▶ **CONSIGNAS DEL EJERCICIO**:
**1.** Responda según la nota sobre las protestas gremiales:
(a) ¿A qué hora comienza la movilización del SEP por el centro de la ciudad?
(b) ¿Dónde se concentra esa movilización?
(c) ¿Cuándo se votó en asamblea la propuesta de la UTS?
**2.** ¿Concuerdan con la nota sobre las protestas gremiales estas afirmaciones? Responda sí o no y cite las palabras de la nota que lo deciden.
(a) La consigna de la UTS reclama un paro el 9 de enero.
(b) Las asambleas y actos anunciados por el SEP se limitan a la ciudad.
(c) Sergio Castro es secretario general de ATE.
**3.** Según la consigna de la UTS citada en la nota sobre las protestas gremiales, ¿con qué fin se tomaron como «ausentismo» las licencias por maternidad? Responda en una a tres oraciones.

▶ **TEXTO DE ESTUDIO**:

Este martes la Unión de Trabajadores de la Salud, el Sindicato de Empleados Públicos y la Asociación de Empleados del Estado marcha en protesta por las bajas en los contratos de distintas áreas provinciales
La Unión de los Trabajadores de la Salud (UTS) y el Sindicato de Empleados Públicos (SEP) realizan sus propias medidas de fuerza este martes en protesta por las bajas en los empleados contratados en distintas áreas provinciales y en contra de que «el ajuste lo hagan los trabajadores». También se moviliza la Asociación de Empleados del Estado (ATE).
«Nosotros no somos ni inútiles ni vagos. Los trabajadores de la salud pública damos un servicio de calidad. Tomaron como ‘ausentismo’ las licencias por maternidad, violentaron derechos laborales… para justificar el gerenciamiento privado en los hospitales públicos. Empresa y empresarios sacando ganancias a costilla de nuestro trabajo. Paro el 9 de enero y restitución de todos los trabajadores de la salud», señala la consigna de la UTS en su propuesta que fue votada en asamblea el viernes pasado.
El Sindicato de Empleados Públicos (SEP) también anunció ayer la concreción de asambleas y actos de protesta, tanto en reparticiones de nuestra ciudad como del interior provincial, con el objetivo de insistir en el reclamo por «la inmediata reincorporación de los compañeros dados de baja».
En tanto, el gremio lleva adelante desde las 10 horas una movilización por las calles del centro de la ciudad, con concentración en la sede sindical de la calle Corro 268.
Asimismo, Sergio Castro, secretario general del SEP, destacó que después de haberle presentado un informe a la Secretaría General de la Gobernación se logró dar marcha atrás con algunas bajas de contratos, por lo que las autoridades del Centro Cívico comenzaron a «notificar, por ejemplo en los hospitales de capital e interior de la Provincia».
«En el caso de las compañeras embarazadas -incluso de alto riesgo- y las que están en período de lactancia», precisó el gremialista. Al mismo tiempo, indicó que se encuentran a la expectativa de «la apertura del espacio de diálogo con el gobierno para analizar todos los casos restantes».

Entradas guardadas:
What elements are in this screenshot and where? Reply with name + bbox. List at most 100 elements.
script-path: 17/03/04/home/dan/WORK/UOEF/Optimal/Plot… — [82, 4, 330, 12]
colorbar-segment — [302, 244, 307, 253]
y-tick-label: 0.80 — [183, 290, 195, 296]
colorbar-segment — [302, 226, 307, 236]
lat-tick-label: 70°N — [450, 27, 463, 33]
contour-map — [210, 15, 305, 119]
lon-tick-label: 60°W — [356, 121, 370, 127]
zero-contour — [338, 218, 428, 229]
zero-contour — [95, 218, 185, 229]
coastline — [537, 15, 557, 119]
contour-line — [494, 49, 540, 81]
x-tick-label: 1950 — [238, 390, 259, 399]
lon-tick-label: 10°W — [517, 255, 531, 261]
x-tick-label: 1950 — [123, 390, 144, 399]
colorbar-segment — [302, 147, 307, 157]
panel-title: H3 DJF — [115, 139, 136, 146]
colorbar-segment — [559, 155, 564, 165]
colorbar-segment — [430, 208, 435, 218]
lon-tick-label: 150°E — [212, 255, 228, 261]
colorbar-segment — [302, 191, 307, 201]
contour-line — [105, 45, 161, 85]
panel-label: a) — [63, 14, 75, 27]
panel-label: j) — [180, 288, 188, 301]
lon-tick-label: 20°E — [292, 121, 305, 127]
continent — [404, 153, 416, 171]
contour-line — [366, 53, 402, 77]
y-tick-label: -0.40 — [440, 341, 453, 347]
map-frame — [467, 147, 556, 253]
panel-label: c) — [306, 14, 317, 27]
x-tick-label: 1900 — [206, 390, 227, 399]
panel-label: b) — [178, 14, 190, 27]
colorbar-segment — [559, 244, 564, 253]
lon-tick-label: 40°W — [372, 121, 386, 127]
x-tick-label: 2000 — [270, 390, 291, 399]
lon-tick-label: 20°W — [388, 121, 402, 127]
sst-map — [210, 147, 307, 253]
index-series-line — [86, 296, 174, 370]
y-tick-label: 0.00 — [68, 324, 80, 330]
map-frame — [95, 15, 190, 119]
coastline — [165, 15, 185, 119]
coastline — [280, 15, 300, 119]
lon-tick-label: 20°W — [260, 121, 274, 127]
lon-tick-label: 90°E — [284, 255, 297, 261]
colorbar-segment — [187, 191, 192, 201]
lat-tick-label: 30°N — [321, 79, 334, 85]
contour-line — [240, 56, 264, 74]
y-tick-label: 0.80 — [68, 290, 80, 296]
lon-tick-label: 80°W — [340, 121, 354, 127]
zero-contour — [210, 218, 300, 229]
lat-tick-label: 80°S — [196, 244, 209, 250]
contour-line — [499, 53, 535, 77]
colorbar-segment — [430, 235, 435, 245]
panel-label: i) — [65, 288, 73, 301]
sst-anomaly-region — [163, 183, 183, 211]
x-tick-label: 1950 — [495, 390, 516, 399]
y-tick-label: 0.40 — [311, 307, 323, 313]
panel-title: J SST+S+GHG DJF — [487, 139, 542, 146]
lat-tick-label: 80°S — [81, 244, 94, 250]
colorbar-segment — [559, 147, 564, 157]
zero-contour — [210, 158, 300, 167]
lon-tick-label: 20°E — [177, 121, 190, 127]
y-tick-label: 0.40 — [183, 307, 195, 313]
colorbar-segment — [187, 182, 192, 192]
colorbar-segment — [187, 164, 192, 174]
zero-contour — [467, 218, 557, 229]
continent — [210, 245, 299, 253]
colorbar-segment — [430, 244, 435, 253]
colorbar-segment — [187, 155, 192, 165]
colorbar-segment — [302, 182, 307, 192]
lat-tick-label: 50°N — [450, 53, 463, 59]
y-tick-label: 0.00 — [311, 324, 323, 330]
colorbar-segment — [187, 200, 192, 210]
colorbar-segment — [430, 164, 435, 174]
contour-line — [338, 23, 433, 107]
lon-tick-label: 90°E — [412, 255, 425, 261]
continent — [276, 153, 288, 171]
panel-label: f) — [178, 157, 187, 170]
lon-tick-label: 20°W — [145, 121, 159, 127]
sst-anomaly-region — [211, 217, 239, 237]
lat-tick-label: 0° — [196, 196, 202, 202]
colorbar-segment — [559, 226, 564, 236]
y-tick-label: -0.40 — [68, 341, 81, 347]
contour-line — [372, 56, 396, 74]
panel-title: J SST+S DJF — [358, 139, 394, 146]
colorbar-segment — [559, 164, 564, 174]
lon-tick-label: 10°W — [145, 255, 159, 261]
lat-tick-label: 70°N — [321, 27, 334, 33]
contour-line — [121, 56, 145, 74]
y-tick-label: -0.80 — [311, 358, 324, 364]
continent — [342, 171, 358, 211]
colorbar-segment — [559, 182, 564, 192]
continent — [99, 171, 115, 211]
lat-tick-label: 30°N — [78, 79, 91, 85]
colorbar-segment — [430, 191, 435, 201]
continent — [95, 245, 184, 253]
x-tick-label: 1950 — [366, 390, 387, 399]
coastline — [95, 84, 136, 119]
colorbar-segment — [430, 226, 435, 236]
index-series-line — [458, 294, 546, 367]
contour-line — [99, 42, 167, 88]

▶ **RESPUESTAS DEL EJERCICIO**:
**1.**
(a) Desde las 10 horas.
(b) En la sede sindical de la calle Corro 268.
(c) El viernes pasado.

**2.**
(a) Sí: «Paro el 9 de enero y restitución de todos los trabajadores de la salud».
(b) No: «tanto en reparticiones de nuestra ciudad como del interior provincial».
(c) No: «Sergio Castro, secretario general del SEP».

**3.** Según la consigna, se hizo para justificar el gerenciamiento privado en los hospitales públicos. La UTS añade que así empresas y empresarios sacan ganancias a costilla del trabajo de los trabajadores de la salud.